Begin TASK INPUT

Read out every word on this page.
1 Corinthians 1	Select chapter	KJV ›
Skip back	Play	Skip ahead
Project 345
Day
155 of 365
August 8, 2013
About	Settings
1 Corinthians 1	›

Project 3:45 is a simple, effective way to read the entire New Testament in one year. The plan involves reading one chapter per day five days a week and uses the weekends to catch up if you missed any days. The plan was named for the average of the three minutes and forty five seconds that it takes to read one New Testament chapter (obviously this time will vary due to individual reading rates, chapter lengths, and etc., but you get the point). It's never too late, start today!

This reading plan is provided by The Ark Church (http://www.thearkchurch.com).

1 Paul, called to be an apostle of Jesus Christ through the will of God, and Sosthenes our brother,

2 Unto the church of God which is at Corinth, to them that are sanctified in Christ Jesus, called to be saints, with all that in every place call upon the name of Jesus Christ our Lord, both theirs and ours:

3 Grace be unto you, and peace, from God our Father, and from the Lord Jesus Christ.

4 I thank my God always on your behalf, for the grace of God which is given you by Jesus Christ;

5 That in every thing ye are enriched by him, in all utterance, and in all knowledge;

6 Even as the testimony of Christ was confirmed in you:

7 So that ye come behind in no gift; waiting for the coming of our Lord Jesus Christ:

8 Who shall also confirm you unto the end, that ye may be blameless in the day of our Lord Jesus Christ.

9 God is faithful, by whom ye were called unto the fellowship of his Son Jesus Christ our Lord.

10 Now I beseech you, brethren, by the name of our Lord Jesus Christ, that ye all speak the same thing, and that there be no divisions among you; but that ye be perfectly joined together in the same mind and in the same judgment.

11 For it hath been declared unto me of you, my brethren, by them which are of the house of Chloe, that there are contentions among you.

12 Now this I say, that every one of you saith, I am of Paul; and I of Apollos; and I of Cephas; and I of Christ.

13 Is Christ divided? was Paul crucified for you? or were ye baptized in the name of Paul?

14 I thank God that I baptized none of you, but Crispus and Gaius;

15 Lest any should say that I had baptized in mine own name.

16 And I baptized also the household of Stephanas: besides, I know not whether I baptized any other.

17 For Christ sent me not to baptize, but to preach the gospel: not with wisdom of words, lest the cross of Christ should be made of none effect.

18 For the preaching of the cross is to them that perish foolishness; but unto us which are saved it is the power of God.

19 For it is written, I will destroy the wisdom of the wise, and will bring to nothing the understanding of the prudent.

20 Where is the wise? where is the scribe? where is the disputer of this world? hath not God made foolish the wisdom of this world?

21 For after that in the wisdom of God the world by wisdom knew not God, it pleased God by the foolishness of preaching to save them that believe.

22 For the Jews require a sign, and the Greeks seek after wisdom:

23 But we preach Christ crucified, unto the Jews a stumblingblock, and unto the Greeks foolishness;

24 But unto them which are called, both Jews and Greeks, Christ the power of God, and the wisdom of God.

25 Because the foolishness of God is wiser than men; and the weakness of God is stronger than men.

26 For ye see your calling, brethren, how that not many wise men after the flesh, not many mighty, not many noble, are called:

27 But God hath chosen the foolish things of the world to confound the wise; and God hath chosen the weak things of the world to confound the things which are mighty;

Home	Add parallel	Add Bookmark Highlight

End TASK INPUT

▶ [TASK GOAL]: Copy out all of the lines above exactly.

▶ [RESULT]:
Read out every word on this page.
1 Corinthians 1	Select chapter	KJV ›
Skip back	Play	Skip ahead
Project 345
Day
155 of 365
August 8, 2013
About	Settings
1 Corinthians 1	›

Project 3:45 is a simple, effective way to read the entire New Testament in one year. The plan involves reading one chapter per day five days a week and uses the weekends to catch up if you missed any days. The plan was named for the average of the three minutes and forty five seconds that it takes to read one New Testament chapter (obviously this time will vary due to individual reading rates, chapter lengths, and etc., but you get the point). It's never too late, start today!

This reading plan is provided by The Ark Church (http://www.thearkchurch.com).

1 Paul, called to be an apostle of Jesus Christ through the will of God, and Sosthenes our brother,

2 Unto the church of God which is at Corinth, to them that are sanctified in Christ Jesus, called to be saints, with all that in every place call upon the name of Jesus Christ our Lord, both theirs and ours:

3 Grace be unto you, and peace, from God our Father, and from the Lord Jesus Christ.

4 I thank my God always on your behalf, for the grace of God which is given you by Jesus Christ;

5 That in every thing ye are enriched by him, in all utterance, and in all knowledge;

6 Even as the testimony of Christ was confirmed in you:

7 So that ye come behind in no gift; waiting for the coming of our Lord Jesus Christ:

8 Who shall also confirm you unto the end, that ye may be blameless in the day of our Lord Jesus Christ.

9 God is faithful, by whom ye were called unto the fellowship of his Son Jesus Christ our Lord.

10 Now I beseech you, brethren, by the name of our Lord Jesus Christ, that ye all speak the same thing, and that there be no divisions among you; but that ye be perfectly joined together in the same mind and in the same judgment.

11 For it hath been declared unto me of you, my brethren, by them which are of the house of Chloe, that there are contentions among you.

12 Now this I say, that every one of you saith, I am of Paul; and I of Apollos; and I of Cephas; and I of Christ.

13 Is Christ divided? was Paul crucified for you? or were ye baptized in the name of Paul?

14 I thank God that I baptized none of you, but Crispus and Gaius;

15 Lest any should say that I had baptized in mine own name.

16 And I baptized also the household of Stephanas: besides, I know not whether I baptized any other.

17 For Christ sent me not to baptize, but to preach the gospel: not with wisdom of words, lest the cross of Christ should be made of none effect.

18 For the preaching of the cross is to them that perish foolishness; but unto us which are saved it is the power of God.

19 For it is written, I will destroy the wisdom of the wise, and will bring to nothing the understanding of the prudent.

20 Where is the wise? where is the scribe? where is the disputer of this world? hath not God made foolish the wisdom of this world?

21 For after that in the wisdom of God the world by wisdom knew not God, it pleased God by the foolishness of preaching to save them that believe.

22 For the Jews require a sign, and the Greeks seek after wisdom:

23 But we preach Christ crucified, unto the Jews a stumblingblock, and unto the Greeks foolishness;

24 But unto them which are called, both Jews and Greeks, Christ the power of God, and the wisdom of God.

25 Because the foolishness of God is wiser than men; and the weakness of God is stronger than men.

26 For ye see your calling, brethren, how that not many wise men after the flesh, not many mighty, not many noble, are called:

27 But God hath chosen the foolish things of the world to confound the wise; and God hath chosen the weak things of the world to confound the things which are mighty;

Home	Add parallel	Add Bookmark Highlight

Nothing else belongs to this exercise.